**WHAT YOU HAVE TO DO:**
Will you quote all of the entries, word for word?

**DATA ROWS:**
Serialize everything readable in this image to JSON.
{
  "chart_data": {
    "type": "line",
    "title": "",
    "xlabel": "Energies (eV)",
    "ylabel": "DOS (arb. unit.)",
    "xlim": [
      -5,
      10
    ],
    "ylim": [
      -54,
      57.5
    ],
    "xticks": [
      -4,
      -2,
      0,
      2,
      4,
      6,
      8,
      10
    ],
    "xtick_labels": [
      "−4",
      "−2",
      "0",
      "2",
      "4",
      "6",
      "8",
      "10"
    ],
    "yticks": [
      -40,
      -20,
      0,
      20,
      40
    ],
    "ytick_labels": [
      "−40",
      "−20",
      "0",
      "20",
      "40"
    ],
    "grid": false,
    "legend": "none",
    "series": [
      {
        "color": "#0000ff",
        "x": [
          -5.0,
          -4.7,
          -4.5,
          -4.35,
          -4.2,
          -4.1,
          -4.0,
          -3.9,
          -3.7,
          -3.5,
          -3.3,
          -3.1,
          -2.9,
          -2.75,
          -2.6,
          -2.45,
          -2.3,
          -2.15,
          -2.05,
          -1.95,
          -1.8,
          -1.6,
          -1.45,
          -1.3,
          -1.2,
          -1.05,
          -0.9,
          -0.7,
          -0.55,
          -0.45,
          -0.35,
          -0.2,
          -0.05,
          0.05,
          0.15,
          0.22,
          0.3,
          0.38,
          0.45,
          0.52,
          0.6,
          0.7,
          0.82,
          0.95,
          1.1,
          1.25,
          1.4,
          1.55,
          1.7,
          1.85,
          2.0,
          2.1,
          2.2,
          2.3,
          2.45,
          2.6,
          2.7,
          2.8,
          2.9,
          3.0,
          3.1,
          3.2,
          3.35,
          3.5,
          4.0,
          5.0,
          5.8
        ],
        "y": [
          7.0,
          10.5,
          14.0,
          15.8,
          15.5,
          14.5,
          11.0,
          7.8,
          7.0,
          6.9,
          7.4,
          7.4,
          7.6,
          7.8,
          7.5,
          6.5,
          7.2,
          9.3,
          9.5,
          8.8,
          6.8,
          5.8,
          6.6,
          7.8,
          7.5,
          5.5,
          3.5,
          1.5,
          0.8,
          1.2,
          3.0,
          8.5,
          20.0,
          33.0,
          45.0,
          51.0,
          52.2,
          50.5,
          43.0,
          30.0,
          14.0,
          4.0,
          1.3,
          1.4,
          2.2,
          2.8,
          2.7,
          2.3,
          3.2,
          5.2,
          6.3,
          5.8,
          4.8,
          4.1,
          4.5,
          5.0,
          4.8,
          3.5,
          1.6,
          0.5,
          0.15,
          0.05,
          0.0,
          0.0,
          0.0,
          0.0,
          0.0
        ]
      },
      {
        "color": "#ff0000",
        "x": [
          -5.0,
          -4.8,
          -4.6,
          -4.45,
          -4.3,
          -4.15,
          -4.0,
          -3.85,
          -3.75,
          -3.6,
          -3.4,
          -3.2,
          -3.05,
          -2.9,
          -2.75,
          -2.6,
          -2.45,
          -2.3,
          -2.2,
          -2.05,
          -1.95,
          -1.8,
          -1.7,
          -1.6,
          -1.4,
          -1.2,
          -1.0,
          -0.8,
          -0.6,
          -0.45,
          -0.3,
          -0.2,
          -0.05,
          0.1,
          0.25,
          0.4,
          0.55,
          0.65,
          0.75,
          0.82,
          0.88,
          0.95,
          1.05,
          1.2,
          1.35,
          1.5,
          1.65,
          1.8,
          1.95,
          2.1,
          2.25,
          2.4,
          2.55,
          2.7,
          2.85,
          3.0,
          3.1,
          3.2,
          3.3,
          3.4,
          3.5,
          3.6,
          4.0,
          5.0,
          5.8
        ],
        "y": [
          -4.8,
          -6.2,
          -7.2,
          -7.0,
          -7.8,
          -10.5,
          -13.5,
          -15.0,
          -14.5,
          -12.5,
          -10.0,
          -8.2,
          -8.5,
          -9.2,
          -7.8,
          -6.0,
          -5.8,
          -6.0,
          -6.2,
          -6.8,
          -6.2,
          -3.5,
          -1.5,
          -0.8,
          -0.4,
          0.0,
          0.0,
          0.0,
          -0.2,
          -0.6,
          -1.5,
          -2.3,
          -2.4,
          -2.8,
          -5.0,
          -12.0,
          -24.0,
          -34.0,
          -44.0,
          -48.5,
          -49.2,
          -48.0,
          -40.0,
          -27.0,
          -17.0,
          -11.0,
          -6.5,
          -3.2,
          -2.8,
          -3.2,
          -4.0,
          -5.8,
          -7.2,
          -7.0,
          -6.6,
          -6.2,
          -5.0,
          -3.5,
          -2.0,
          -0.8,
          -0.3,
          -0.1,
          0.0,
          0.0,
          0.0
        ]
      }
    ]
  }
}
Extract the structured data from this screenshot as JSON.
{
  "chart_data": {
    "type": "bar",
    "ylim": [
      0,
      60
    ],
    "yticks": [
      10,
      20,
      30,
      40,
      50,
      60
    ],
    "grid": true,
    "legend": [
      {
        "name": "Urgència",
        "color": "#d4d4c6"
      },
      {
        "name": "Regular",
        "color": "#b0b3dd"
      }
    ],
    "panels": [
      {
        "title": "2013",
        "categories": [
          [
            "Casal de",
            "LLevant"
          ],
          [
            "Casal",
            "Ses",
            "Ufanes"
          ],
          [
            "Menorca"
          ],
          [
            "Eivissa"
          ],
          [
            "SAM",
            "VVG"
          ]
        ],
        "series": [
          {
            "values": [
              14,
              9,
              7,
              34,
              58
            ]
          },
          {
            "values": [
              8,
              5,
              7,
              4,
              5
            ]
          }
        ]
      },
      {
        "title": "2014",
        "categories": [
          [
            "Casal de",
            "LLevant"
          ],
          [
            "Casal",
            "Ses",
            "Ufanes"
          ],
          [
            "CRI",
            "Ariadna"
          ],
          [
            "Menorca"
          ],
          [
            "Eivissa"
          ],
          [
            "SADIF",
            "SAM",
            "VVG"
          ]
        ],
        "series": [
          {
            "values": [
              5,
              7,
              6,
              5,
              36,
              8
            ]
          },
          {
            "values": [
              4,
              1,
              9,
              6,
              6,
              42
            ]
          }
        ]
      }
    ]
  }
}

**FINAL RESULT:**
Serialize everything readable in this image to JSON.
{
  "chart_data": {
    "type": "line",
    "title": "",
    "xlabel": "Energies (eV)",
    "ylabel": "DOS (arb. unit.)",
    "xlim": [
      -5,
      10
    ],
    "ylim": [
      -54,
      57.5
    ],
    "xticks": [
      -4,
      -2,
      0,
      2,
      4,
      6,
      8,
      10
    ],
    "xtick_labels": [
      "−4",
      "−2",
      "0",
      "2",
      "4",
      "6",
      "8",
      "10"
    ],
    "yticks": [
      -40,
      -20,
      0,
      20,
      40
    ],
    "ytick_labels": [
      "−40",
      "−20",
      "0",
      "20",
      "40"
    ],
    "grid": false,
    "legend": "none",
    "series": [
      {
        "color": "#0000ff",
        "x": [
          -5.0,
          -4.7,
          -4.5,
          -4.35,
          -4.2,
          -4.1,
          -4.0,
          -3.9,
          -3.7,
          -3.5,
          -3.3,
          -3.1,
          -2.9,
          -2.75,
          -2.6,
          -2.45,
          -2.3,
          -2.15,
          -2.05,
          -1.95,
          -1.8,
          -1.6,
          -1.45,
          -1.3,
          -1.2,
          -1.05,
          -0.9,
          -0.7,
          -0.55,
          -0.45,
          -0.35,
          -0.2,
          -0.05,
          0.05,
          0.15,
          0.22,
          0.3,
          0.38,
          0.45,
          0.52,
          0.6,
          0.7,
          0.82,
          0.95,
          1.1,
          1.25,
          1.4,
          1.55,
          1.7,
          1.85,
          2.0,
          2.1,
          2.2,
          2.3,
          2.45,
          2.6,
          2.7,
          2.8,
          2.9,
          3.0,
          3.1,
          3.2,
          3.35,
          3.5,
          4.0,
          5.0,
          5.8
        ],
        "y": [
          7.0,
          10.5,
          14.0,
          15.8,
          15.5,
          14.5,
          11.0,
          7.8,
          7.0,
          6.9,
          7.4,
          7.4,
          7.6,
          7.8,
          7.5,
          6.5,
          7.2,
          9.3,
          9.5,
          8.8,
          6.8,
          5.8,
          6.6,
          7.8,
          7.5,
          5.5,
          3.5,
          1.5,
          0.8,
          1.2,
          3.0,
          8.5,
          20.0,
          33.0,
          45.0,
          51.0,
          52.2,
          50.5,
          43.0,
          30.0,
          14.0,
          4.0,
          1.3,
          1.4,
          2.2,
          2.8,
          2.7,
          2.3,
          3.2,
          5.2,
          6.3,
          5.8,
          4.8,
          4.1,
          4.5,
          5.0,
          4.8,
          3.5,
          1.6,
          0.5,
          0.15,
          0.05,
          0.0,
          0.0,
          0.0,
          0.0,
          0.0
        ]
      },
      {
        "color": "#ff0000",
        "x": [
          -5.0,
          -4.8,
          -4.6,
          -4.45,
          -4.3,
          -4.15,
          -4.0,
          -3.85,
          -3.75,
          -3.6,
          -3.4,
          -3.2,
          -3.05,
          -2.9,
          -2.75,
          -2.6,
          -2.45,
          -2.3,
          -2.2,
          -2.05,
          -1.95,
          -1.8,
          -1.7,
          -1.6,
          -1.4,
          -1.2,
          -1.0,
          -0.8,
          -0.6,
          -0.45,
          -0.3,
          -0.2,
          -0.05,
          0.1,
          0.25,
          0.4,
          0.55,
          0.65,
          0.75,
          0.82,
          0.88,
          0.95,
          1.05,
          1.2,
          1.35,
          1.5,
          1.65,
          1.8,
          1.95,
          2.1,
          2.25,
          2.4,
          2.55,
          2.7,
          2.85,
          3.0,
          3.1,
          3.2,
          3.3,
          3.4,
          3.5,
          3.6,
          4.0,
          5.0,
          5.8
        ],
        "y": [
          -4.8,
          -6.2,
          -7.2,
          -7.0,
          -7.8,
          -10.5,
          -13.5,
          -15.0,
          -14.5,
          -12.5,
          -10.0,
          -8.2,
          -8.5,
          -9.2,
          -7.8,
          -6.0,
          -5.8,
          -6.0,
          -6.2,
          -6.8,
          -6.2,
          -3.5,
          -1.5,
          -0.8,
          -0.4,
          0.0,
          0.0,
          0.0,
          -0.2,
          -0.6,
          -1.5,
          -2.3,
          -2.4,
          -2.8,
          -5.0,
          -12.0,
          -24.0,
          -34.0,
          -44.0,
          -48.5,
          -49.2,
          -48.0,
          -40.0,
          -27.0,
          -17.0,
          -11.0,
          -6.5,
          -3.2,
          -2.8,
          -3.2,
          -4.0,
          -5.8,
          -7.2,
          -7.0,
          -6.6,
          -6.2,
          -5.0,
          -3.5,
          -2.0,
          -0.8,
          -0.3,
          -0.1,
          0.0,
          0.0,
          0.0
        ]
      }
    ]
  }
}
Extract the structured data from this screenshot as JSON.
{
  "chart_data": {
    "type": "bar",
    "ylim": [
      0,
      60
    ],
    "yticks": [
      10,
      20,
      30,
      40,
      50,
      60
    ],
    "grid": true,
    "legend": [
      {
        "name": "Urgència",
        "color": "#d4d4c6"
      },
      {
        "name": "Regular",
        "color": "#b0b3dd"
      }
    ],
    "panels": [
      {
        "title": "2013",
        "categories": [
          [
            "Casal de",
            "LLevant"
          ],
          [
            "Casal",
            "Ses",
            "Ufanes"
          ],
          [
            "Menorca"
          ],
          [
            "Eivissa"
          ],
          [
            "SAM",
            "VVG"
          ]
        ],
        "series": [
          {
            "values": [
              14,
              9,
              7,
              34,
              58
            ]
          },
          {
            "values": [
              8,
              5,
              7,
              4,
              5
            ]
          }
        ]
      },
      {
        "title": "2014",
        "categories": [
          [
            "Casal de",
            "LLevant"
          ],
          [
            "Casal",
            "Ses",
            "Ufanes"
          ],
          [
            "CRI",
            "Ariadna"
          ],
          [
            "Menorca"
          ],
          [
            "Eivissa"
          ],
          [
            "SADIF",
            "SAM",
            "VVG"
          ]
        ],
        "series": [
          {
            "values": [
              5,
              7,
              6,
              5,
              36,
              8
            ]
          },
          {
            "values": [
              4,
              1,
              9,
              6,
              6,
              42
            ]
          }
        ]
      }
    ]
  }
}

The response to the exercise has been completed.